◆ GIVEN INFORMATION:
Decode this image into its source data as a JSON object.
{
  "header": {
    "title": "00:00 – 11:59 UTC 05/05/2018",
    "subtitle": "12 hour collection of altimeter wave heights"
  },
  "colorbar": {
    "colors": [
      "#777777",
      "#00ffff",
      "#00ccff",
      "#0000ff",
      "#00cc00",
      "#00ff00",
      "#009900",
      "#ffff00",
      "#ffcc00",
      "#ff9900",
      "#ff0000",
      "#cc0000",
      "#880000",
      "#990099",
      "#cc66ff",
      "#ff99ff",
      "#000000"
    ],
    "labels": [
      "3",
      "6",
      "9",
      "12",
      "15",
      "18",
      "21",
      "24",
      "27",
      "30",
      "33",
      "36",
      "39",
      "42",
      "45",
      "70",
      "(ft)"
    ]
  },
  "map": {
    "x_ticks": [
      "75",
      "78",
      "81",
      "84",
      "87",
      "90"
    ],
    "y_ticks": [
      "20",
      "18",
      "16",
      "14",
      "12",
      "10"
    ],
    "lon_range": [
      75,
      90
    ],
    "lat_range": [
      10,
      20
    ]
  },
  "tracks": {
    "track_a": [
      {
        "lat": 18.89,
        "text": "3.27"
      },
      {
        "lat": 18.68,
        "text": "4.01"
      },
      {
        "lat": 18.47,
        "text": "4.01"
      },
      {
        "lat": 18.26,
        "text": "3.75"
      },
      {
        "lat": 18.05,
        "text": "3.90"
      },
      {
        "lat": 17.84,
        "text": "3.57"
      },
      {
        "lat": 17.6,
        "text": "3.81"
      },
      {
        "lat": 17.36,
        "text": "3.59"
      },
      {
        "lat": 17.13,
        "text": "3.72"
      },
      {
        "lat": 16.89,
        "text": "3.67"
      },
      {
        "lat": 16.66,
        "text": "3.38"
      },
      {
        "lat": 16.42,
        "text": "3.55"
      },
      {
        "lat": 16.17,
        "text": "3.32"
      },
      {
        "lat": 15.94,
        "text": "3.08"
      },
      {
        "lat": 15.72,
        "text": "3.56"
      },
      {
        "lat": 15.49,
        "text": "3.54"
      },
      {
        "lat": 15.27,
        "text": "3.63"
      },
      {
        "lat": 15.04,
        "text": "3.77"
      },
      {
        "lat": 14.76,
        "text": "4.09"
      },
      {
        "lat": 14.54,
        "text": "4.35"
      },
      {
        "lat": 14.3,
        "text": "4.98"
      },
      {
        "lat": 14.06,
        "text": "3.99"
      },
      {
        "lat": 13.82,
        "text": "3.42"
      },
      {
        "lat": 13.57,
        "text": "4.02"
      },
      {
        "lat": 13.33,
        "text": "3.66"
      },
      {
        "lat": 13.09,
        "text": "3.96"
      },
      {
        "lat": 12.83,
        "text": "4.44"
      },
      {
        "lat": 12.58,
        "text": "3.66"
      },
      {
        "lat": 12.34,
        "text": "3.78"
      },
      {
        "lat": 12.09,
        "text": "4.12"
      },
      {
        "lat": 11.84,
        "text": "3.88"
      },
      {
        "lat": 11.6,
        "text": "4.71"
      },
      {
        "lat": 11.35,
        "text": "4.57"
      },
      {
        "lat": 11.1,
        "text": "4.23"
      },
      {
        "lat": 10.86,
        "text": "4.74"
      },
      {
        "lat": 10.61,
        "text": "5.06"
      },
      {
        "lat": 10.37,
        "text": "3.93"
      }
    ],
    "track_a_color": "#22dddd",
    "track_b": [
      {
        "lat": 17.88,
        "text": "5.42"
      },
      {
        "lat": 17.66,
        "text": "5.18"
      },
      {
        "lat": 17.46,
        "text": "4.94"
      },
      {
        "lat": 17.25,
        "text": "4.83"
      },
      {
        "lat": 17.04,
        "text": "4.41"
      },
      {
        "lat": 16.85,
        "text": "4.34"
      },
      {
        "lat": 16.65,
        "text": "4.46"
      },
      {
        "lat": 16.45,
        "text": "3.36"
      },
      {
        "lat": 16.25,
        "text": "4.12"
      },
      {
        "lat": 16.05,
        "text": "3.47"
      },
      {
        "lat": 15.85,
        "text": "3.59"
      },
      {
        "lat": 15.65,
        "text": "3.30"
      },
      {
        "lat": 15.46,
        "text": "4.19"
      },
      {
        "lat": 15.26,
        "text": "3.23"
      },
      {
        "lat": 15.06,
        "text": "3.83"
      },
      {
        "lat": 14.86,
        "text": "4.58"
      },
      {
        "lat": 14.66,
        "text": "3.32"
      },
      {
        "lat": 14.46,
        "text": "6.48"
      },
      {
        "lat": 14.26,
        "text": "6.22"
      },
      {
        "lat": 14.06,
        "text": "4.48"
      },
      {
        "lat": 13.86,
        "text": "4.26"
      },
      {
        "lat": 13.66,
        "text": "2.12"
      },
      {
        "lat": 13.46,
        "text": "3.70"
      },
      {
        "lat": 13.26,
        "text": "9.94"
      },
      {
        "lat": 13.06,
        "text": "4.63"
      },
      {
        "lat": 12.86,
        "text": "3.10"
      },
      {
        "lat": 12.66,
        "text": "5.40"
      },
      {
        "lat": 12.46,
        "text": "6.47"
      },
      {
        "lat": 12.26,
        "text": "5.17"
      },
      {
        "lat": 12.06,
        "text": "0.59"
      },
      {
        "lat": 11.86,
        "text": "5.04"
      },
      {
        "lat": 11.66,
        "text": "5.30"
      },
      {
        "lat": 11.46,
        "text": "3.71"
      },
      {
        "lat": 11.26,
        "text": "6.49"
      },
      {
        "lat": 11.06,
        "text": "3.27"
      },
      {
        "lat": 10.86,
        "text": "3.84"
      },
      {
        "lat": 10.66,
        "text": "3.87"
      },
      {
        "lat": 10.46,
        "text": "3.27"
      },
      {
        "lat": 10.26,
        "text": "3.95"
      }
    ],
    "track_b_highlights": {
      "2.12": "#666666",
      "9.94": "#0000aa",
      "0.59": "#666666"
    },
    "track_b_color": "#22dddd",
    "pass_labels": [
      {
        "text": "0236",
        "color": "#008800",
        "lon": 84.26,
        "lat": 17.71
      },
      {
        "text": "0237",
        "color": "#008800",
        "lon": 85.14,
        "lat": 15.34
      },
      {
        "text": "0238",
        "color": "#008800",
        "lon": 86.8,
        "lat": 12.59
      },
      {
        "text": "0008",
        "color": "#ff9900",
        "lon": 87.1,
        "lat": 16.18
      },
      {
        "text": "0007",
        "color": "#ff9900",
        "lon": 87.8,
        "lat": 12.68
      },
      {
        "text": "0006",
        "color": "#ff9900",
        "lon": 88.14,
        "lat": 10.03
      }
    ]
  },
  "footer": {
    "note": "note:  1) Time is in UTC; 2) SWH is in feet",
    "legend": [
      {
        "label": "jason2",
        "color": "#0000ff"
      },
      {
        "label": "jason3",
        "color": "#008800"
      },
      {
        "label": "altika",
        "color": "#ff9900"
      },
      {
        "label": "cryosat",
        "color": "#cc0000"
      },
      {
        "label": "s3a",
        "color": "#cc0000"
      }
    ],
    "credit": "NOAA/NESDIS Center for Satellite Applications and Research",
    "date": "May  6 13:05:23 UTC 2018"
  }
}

◆ WHAT IS ASKED: Reproduce the listing in full. Keep it exactly as written.

◆ ANSWER:
Decode this image into its source data as a JSON object.
{
  "header": {
    "title": "00:00 – 11:59 UTC 05/05/2018",
    "subtitle": "12 hour collection of altimeter wave heights"
  },
  "colorbar": {
    "colors": [
      "#777777",
      "#00ffff",
      "#00ccff",
      "#0000ff",
      "#00cc00",
      "#00ff00",
      "#009900",
      "#ffff00",
      "#ffcc00",
      "#ff9900",
      "#ff0000",
      "#cc0000",
      "#880000",
      "#990099",
      "#cc66ff",
      "#ff99ff",
      "#000000"
    ],
    "labels": [
      "3",
      "6",
      "9",
      "12",
      "15",
      "18",
      "21",
      "24",
      "27",
      "30",
      "33",
      "36",
      "39",
      "42",
      "45",
      "70",
      "(ft)"
    ]
  },
  "map": {
    "x_ticks": [
      "75",
      "78",
      "81",
      "84",
      "87",
      "90"
    ],
    "y_ticks": [
      "20",
      "18",
      "16",
      "14",
      "12",
      "10"
    ],
    "lon_range": [
      75,
      90
    ],
    "lat_range": [
      10,
      20
    ]
  },
  "tracks": {
    "track_a": [
      {
        "lat": 18.89,
        "text": "3.27"
      },
      {
        "lat": 18.68,
        "text": "4.01"
      },
      {
        "lat": 18.47,
        "text": "4.01"
      },
      {
        "lat": 18.26,
        "text": "3.75"
      },
      {
        "lat": 18.05,
        "text": "3.90"
      },
      {
        "lat": 17.84,
        "text": "3.57"
      },
      {
        "lat": 17.6,
        "text": "3.81"
      },
      {
        "lat": 17.36,
        "text": "3.59"
      },
      {
        "lat": 17.13,
        "text": "3.72"
      },
      {
        "lat": 16.89,
        "text": "3.67"
      },
      {
        "lat": 16.66,
        "text": "3.38"
      },
      {
        "lat": 16.42,
        "text": "3.55"
      },
      {
        "lat": 16.17,
        "text": "3.32"
      },
      {
        "lat": 15.94,
        "text": "3.08"
      },
      {
        "lat": 15.72,
        "text": "3.56"
      },
      {
        "lat": 15.49,
        "text": "3.54"
      },
      {
        "lat": 15.27,
        "text": "3.63"
      },
      {
        "lat": 15.04,
        "text": "3.77"
      },
      {
        "lat": 14.76,
        "text": "4.09"
      },
      {
        "lat": 14.54,
        "text": "4.35"
      },
      {
        "lat": 14.3,
        "text": "4.98"
      },
      {
        "lat": 14.06,
        "text": "3.99"
      },
      {
        "lat": 13.82,
        "text": "3.42"
      },
      {
        "lat": 13.57,
        "text": "4.02"
      },
      {
        "lat": 13.33,
        "text": "3.66"
      },
      {
        "lat": 13.09,
        "text": "3.96"
      },
      {
        "lat": 12.83,
        "text": "4.44"
      },
      {
        "lat": 12.58,
        "text": "3.66"
      },
      {
        "lat": 12.34,
        "text": "3.78"
      },
      {
        "lat": 12.09,
        "text": "4.12"
      },
      {
        "lat": 11.84,
        "text": "3.88"
      },
      {
        "lat": 11.6,
        "text": "4.71"
      },
      {
        "lat": 11.35,
        "text": "4.57"
      },
      {
        "lat": 11.1,
        "text": "4.23"
      },
      {
        "lat": 10.86,
        "text": "4.74"
      },
      {
        "lat": 10.61,
        "text": "5.06"
      },
      {
        "lat": 10.37,
        "text": "3.93"
      }
    ],
    "track_a_color": "#22dddd",
    "track_b": [
      {
        "lat": 17.88,
        "text": "5.42"
      },
      {
        "lat": 17.66,
        "text": "5.18"
      },
      {
        "lat": 17.46,
        "text": "4.94"
      },
      {
        "lat": 17.25,
        "text": "4.83"
      },
      {
        "lat": 17.04,
        "text": "4.41"
      },
      {
        "lat": 16.85,
        "text": "4.34"
      },
      {
        "lat": 16.65,
        "text": "4.46"
      },
      {
        "lat": 16.45,
        "text": "3.36"
      },
      {
        "lat": 16.25,
        "text": "4.12"
      },
      {
        "lat": 16.05,
        "text": "3.47"
      },
      {
        "lat": 15.85,
        "text": "3.59"
      },
      {
        "lat": 15.65,
        "text": "3.30"
      },
      {
        "lat": 15.46,
        "text": "4.19"
      },
      {
        "lat": 15.26,
        "text": "3.23"
      },
      {
        "lat": 15.06,
        "text": "3.83"
      },
      {
        "lat": 14.86,
        "text": "4.58"
      },
      {
        "lat": 14.66,
        "text": "3.32"
      },
      {
        "lat": 14.46,
        "text": "6.48"
      },
      {
        "lat": 14.26,
        "text": "6.22"
      },
      {
        "lat": 14.06,
        "text": "4.48"
      },
      {
        "lat": 13.86,
        "text": "4.26"
      },
      {
        "lat": 13.66,
        "text": "2.12"
      },
      {
        "lat": 13.46,
        "text": "3.70"
      },
      {
        "lat": 13.26,
        "text": "9.94"
      },
      {
        "lat": 13.06,
        "text": "4.63"
      },
      {
        "lat": 12.86,
        "text": "3.10"
      },
      {
        "lat": 12.66,
        "text": "5.40"
      },
      {
        "lat": 12.46,
        "text": "6.47"
      },
      {
        "lat": 12.26,
        "text": "5.17"
      },
      {
        "lat": 12.06,
        "text": "0.59"
      },
      {
        "lat": 11.86,
        "text": "5.04"
      },
      {
        "lat": 11.66,
        "text": "5.30"
      },
      {
        "lat": 11.46,
        "text": "3.71"
      },
      {
        "lat": 11.26,
        "text": "6.49"
      },
      {
        "lat": 11.06,
        "text": "3.27"
      },
      {
        "lat": 10.86,
        "text": "3.84"
      },
      {
        "lat": 10.66,
        "text": "3.87"
      },
      {
        "lat": 10.46,
        "text": "3.27"
      },
      {
        "lat": 10.26,
        "text": "3.95"
      }
    ],
    "track_b_highlights": {
      "2.12": "#666666",
      "9.94": "#0000aa",
      "0.59": "#666666"
    },
    "track_b_color": "#22dddd",
    "pass_labels": [
      {
        "text": "0236",
        "color": "#008800",
        "lon": 84.26,
        "lat": 17.71
      },
      {
        "text": "0237",
        "color": "#008800",
        "lon": 85.14,
        "lat": 15.34
      },
      {
        "text": "0238",
        "color": "#008800",
        "lon": 86.8,
        "lat": 12.59
      },
      {
        "text": "0008",
        "color": "#ff9900",
        "lon": 87.1,
        "lat": 16.18
      },
      {
        "text": "0007",
        "color": "#ff9900",
        "lon": 87.8,
        "lat": 12.68
      },
      {
        "text": "0006",
        "color": "#ff9900",
        "lon": 88.14,
        "lat": 10.03
      }
    ]
  },
  "footer": {
    "note": "note:  1) Time is in UTC; 2) SWH is in feet",
    "legend": [
      {
        "label": "jason2",
        "color": "#0000ff"
      },
      {
        "label": "jason3",
        "color": "#008800"
      },
      {
        "label": "altika",
        "color": "#ff9900"
      },
      {
        "label": "cryosat",
        "color": "#cc0000"
      },
      {
        "label": "s3a",
        "color": "#cc0000"
      }
    ],
    "credit": "NOAA/NESDIS Center for Satellite Applications and Research",
    "date": "May  6 13:05:23 UTC 2018"
  }
}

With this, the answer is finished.